━━ Supplied records

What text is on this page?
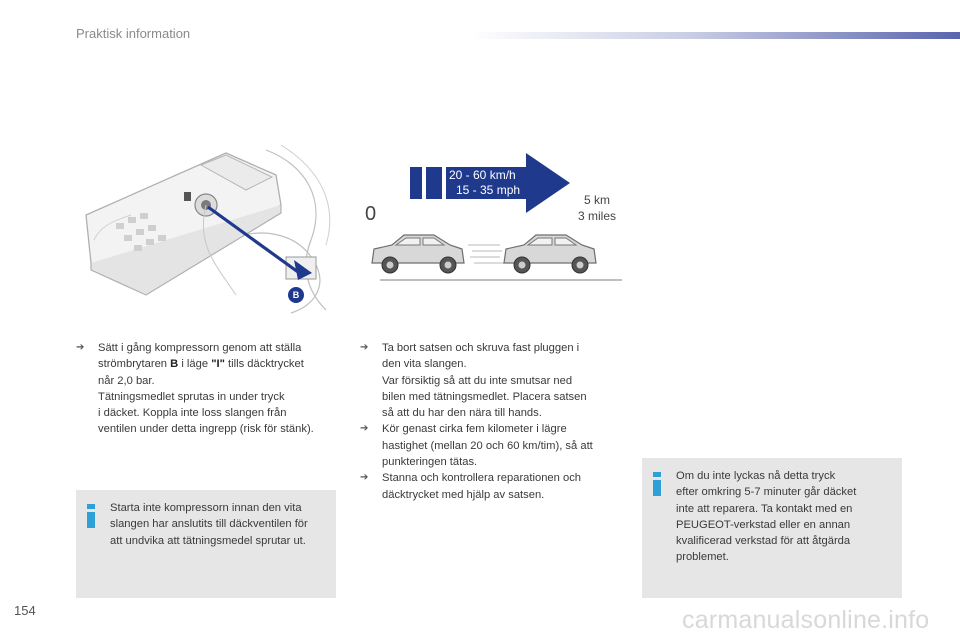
Praktisk information
B
20 - 60 km/h
15 - 35 mph
0
5 km
3 miles
➔ Sätt i gång kompressorn genom att ställa
strömbrytaren B i läge "I" tills däcktrycket
når 2,0 bar.
Tätningsmedlet sprutas in under tryck
i däcket. Koppla inte loss slangen från
ventilen under detta ingrepp (risk för stänk).
➔ Ta bort satsen och skruva fast pluggen i
den vita slangen.
Var försiktig så att du inte smutsar ned
bilen med tätningsmedlet. Placera satsen
så att du har den nära till hands.
➔ Kör genast cirka fem kilometer i lägre
hastighet (mellan 20 och 60 km/tim), så att
punkteringen tätas.
➔ Stanna och kontrollera reparationen och
däcktrycket med hjälp av satsen.
Starta inte kompressorn innan den vita
slangen har anslutits till däckventilen för
att undvika att tätningsmedel sprutar ut.
Om du inte lyckas nå detta tryck
efter omkring 5-7 minuter går däcket
inte att reparera. Ta kontakt med en
PEUGEOT-verkstad eller en annan
kvalificerad verkstad för att åtgärda
problemet.
154	carmanualsonline.info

━━━━

> **Goal of the exercise**:
Make an exact copy of the records above, with the pictures left out.

> **Response below**:
What text is on this page?
Praktisk information
B
20 - 60 km/h
15 - 35 mph
0
5 km
3 miles
➔ Sätt i gång kompressorn genom att ställa
strömbrytaren B i läge "I" tills däcktrycket
når 2,0 bar.
Tätningsmedlet sprutas in under tryck
i däcket. Koppla inte loss slangen från
ventilen under detta ingrepp (risk för stänk).
➔ Ta bort satsen och skruva fast pluggen i
den vita slangen.
Var försiktig så att du inte smutsar ned
bilen med tätningsmedlet. Placera satsen
så att du har den nära till hands.
➔ Kör genast cirka fem kilometer i lägre
hastighet (mellan 20 och 60 km/tim), så att
punkteringen tätas.
➔ Stanna och kontrollera reparationen och
däcktrycket med hjälp av satsen.
Starta inte kompressorn innan den vita
slangen har anslutits till däckventilen för
att undvika att tätningsmedel sprutar ut.
Om du inte lyckas nå detta tryck
efter omkring 5-7 minuter går däcket
inte att reparera. Ta kontakt med en
PEUGEOT-verkstad eller en annan
kvalificerad verkstad för att åtgärda
problemet.
154	carmanualsonline.info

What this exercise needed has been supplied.